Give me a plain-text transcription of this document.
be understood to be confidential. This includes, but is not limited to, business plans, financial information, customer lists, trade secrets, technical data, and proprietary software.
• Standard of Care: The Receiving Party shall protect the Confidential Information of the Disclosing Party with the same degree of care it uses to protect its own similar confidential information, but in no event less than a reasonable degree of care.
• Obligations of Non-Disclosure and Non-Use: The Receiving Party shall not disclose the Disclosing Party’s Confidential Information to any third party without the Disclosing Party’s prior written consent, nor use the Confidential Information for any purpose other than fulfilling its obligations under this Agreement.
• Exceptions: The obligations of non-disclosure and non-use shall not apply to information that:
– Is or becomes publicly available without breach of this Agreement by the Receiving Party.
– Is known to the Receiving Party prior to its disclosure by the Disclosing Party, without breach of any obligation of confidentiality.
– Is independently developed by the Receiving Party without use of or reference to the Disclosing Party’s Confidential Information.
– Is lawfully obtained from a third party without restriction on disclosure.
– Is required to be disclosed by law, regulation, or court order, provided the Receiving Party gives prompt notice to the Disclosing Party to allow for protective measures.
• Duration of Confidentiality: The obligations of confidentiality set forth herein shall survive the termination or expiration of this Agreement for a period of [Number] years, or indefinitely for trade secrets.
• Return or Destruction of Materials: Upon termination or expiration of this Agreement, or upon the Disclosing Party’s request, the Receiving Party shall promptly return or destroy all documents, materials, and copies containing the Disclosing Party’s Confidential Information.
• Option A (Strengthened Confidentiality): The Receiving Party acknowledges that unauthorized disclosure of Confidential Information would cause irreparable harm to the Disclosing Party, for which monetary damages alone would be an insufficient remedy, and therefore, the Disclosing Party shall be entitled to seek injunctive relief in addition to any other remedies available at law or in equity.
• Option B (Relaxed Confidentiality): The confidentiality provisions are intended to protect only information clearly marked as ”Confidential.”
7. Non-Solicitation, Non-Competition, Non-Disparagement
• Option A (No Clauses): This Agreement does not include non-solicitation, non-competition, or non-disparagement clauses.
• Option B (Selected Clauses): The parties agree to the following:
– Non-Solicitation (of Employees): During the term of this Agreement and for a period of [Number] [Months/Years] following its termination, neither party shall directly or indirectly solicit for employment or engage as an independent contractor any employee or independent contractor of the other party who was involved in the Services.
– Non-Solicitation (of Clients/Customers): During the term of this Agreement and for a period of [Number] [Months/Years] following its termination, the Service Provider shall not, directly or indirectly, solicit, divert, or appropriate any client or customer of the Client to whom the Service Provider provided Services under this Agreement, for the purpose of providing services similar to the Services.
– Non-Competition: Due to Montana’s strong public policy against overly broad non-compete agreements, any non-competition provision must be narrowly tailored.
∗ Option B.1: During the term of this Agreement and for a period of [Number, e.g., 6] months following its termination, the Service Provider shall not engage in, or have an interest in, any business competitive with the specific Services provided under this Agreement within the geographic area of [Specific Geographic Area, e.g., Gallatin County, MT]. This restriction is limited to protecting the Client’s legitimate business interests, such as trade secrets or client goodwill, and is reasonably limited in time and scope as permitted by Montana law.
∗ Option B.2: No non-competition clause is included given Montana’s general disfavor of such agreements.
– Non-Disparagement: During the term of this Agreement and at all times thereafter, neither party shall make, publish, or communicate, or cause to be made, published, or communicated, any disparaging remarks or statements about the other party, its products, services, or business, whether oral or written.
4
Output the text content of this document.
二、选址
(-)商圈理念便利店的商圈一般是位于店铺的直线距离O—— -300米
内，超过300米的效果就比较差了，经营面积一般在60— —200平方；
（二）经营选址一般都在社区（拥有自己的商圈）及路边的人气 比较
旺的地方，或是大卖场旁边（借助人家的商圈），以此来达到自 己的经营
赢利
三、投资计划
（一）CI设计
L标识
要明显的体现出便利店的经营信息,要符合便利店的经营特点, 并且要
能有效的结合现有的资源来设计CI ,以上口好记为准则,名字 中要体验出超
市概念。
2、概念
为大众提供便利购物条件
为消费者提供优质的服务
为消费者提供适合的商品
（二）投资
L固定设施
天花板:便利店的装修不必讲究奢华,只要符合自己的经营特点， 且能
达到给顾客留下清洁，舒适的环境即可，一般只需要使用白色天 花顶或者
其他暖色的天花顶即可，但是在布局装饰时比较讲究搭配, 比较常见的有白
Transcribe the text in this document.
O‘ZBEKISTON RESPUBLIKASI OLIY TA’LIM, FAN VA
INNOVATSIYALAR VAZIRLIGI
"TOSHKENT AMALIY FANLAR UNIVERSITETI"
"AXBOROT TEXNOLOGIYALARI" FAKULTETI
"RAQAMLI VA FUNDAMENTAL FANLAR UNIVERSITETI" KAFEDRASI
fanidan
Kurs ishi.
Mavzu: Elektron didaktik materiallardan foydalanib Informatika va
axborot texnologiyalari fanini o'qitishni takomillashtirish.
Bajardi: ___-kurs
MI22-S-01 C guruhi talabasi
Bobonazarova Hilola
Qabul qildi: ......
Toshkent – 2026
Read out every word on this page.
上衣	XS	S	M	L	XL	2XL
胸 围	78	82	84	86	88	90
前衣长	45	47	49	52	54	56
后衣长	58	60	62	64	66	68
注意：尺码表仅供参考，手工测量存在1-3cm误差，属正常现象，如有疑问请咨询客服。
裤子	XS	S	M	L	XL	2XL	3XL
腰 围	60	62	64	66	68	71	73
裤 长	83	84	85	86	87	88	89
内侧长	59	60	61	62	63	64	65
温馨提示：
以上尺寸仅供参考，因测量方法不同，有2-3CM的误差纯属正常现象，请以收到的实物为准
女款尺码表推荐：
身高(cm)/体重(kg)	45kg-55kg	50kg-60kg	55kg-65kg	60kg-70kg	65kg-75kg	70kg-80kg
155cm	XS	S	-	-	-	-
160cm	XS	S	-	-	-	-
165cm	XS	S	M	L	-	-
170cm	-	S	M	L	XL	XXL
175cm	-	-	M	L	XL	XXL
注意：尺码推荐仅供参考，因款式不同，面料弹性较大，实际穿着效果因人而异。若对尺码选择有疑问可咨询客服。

════

### [The problem]
Scan the material above. Copy each line where "text" occurs.

### [Answer to this exercise]
Give me a plain-text transcription of this document.
Output the text content of this document.
Transcribe the text in this document.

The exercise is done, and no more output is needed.